Instruction> Return the whole listing, line for line, without the pictures in it.

[Dataset items]
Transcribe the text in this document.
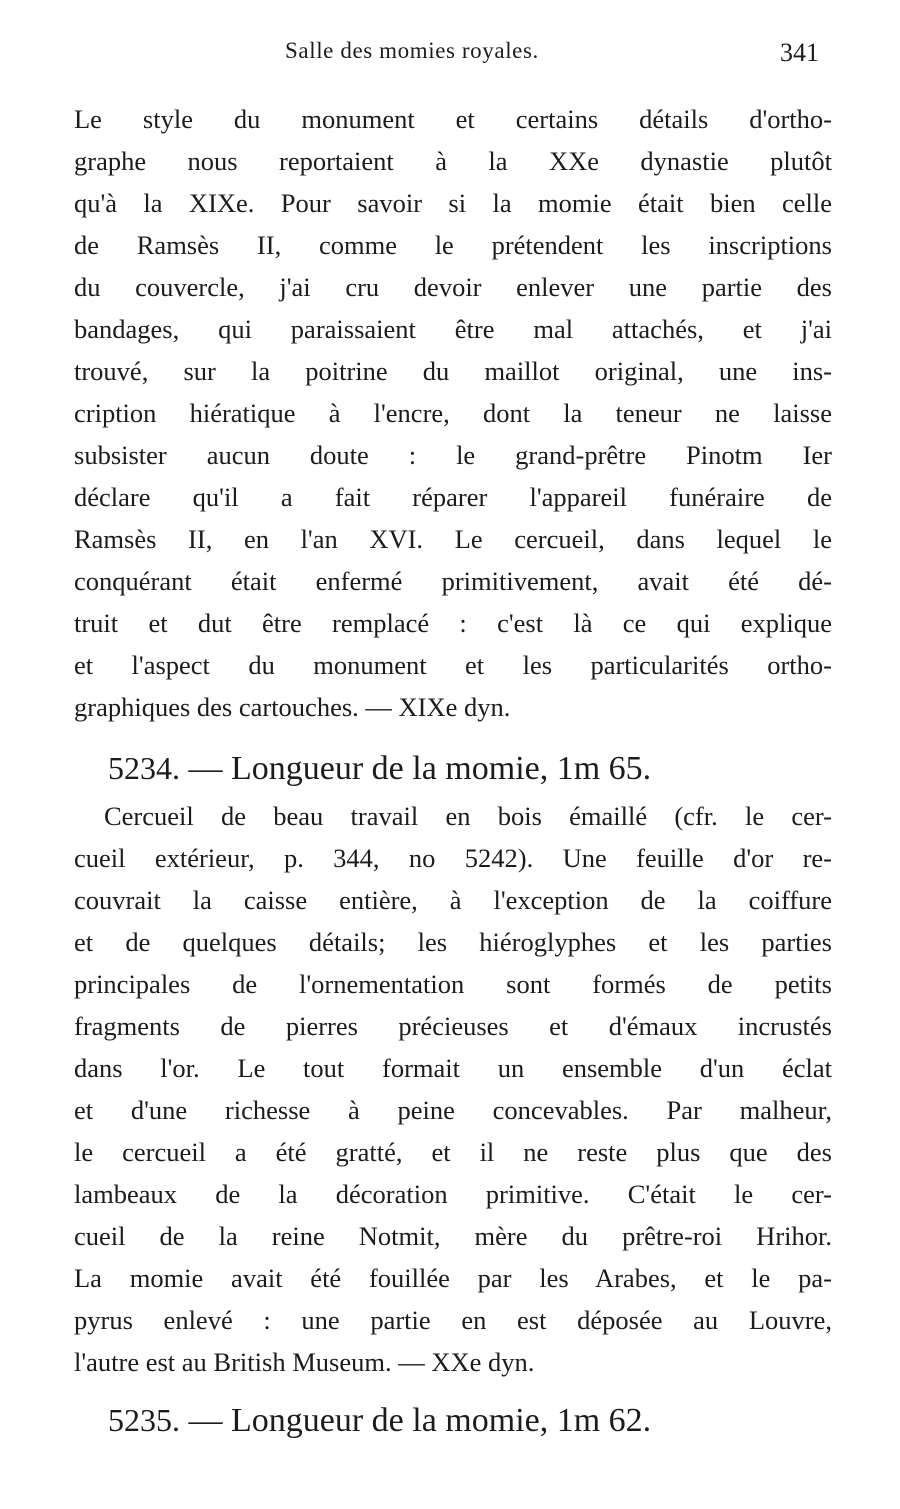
Salle des momies royales.	341
Le style du monument et certains détails d'ortho-
graphe nous reportaient à la XXe dynastie plutôt
qu'à la XIXe. Pour savoir si la momie était bien celle
de Ramsès II, comme le prétendent les inscriptions
du couvercle, j'ai cru devoir enlever une partie des
bandages, qui paraissaient être mal attachés, et j'ai
trouvé, sur la poitrine du maillot original, une ins-
cription hiératique à l'encre, dont la teneur ne laisse
subsister aucun doute : le grand-prêtre Pinotm Ier
déclare qu'il a fait réparer l'appareil funéraire de
Ramsès II, en l'an XVI. Le cercueil, dans lequel le
conquérant était enfermé primitivement, avait été dé-
truit et dut être remplacé : c'est là ce qui explique
et l'aspect du monument et les particularités ortho-
graphiques des cartouches. — XIXe dyn.
5234. — Longueur de la momie, 1m 65.
Cercueil de beau travail en bois émaillé (cfr. le cer-
cueil extérieur, p. 344, no 5242). Une feuille d'or re-
couvrait la caisse entière, à l'exception de la coiffure
et de quelques détails; les hiéroglyphes et les parties
principales de l'ornementation sont formés de petits
fragments de pierres précieuses et d'émaux incrustés
dans l'or. Le tout formait un ensemble d'un éclat
et d'une richesse à peine concevables. Par malheur,
le cercueil a été gratté, et il ne reste plus que des
lambeaux de la décoration primitive. C'était le cer-
cueil de la reine Notmit, mère du prêtre-roi Hrihor.
La momie avait été fouillée par les Arabes, et le pa-
pyrus enlevé : une partie en est déposée au Louvre,
l'autre est au British Museum. — XXe dyn.
5235. — Longueur de la momie, 1m 62.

Result>
Transcribe the text in this document.
Salle des momies royales.	341
Le style du monument et certains détails d'ortho-
graphe nous reportaient à la XXe dynastie plutôt
qu'à la XIXe. Pour savoir si la momie était bien celle
de Ramsès II, comme le prétendent les inscriptions
du couvercle, j'ai cru devoir enlever une partie des
bandages, qui paraissaient être mal attachés, et j'ai
trouvé, sur la poitrine du maillot original, une ins-
cription hiératique à l'encre, dont la teneur ne laisse
subsister aucun doute : le grand-prêtre Pinotm Ier
déclare qu'il a fait réparer l'appareil funéraire de
Ramsès II, en l'an XVI. Le cercueil, dans lequel le
conquérant était enfermé primitivement, avait été dé-
truit et dut être remplacé : c'est là ce qui explique
et l'aspect du monument et les particularités ortho-
graphiques des cartouches. — XIXe dyn.
5234. — Longueur de la momie, 1m 65.
Cercueil de beau travail en bois émaillé (cfr. le cer-
cueil extérieur, p. 344, no 5242). Une feuille d'or re-
couvrait la caisse entière, à l'exception de la coiffure
et de quelques détails; les hiéroglyphes et les parties
principales de l'ornementation sont formés de petits
fragments de pierres précieuses et d'émaux incrustés
dans l'or. Le tout formait un ensemble d'un éclat
et d'une richesse à peine concevables. Par malheur,
le cercueil a été gratté, et il ne reste plus que des
lambeaux de la décoration primitive. C'était le cer-
cueil de la reine Notmit, mère du prêtre-roi Hrihor.
La momie avait été fouillée par les Arabes, et le pa-
pyrus enlevé : une partie en est déposée au Louvre,
l'autre est au British Museum. — XXe dyn.
5235. — Longueur de la momie, 1m 62.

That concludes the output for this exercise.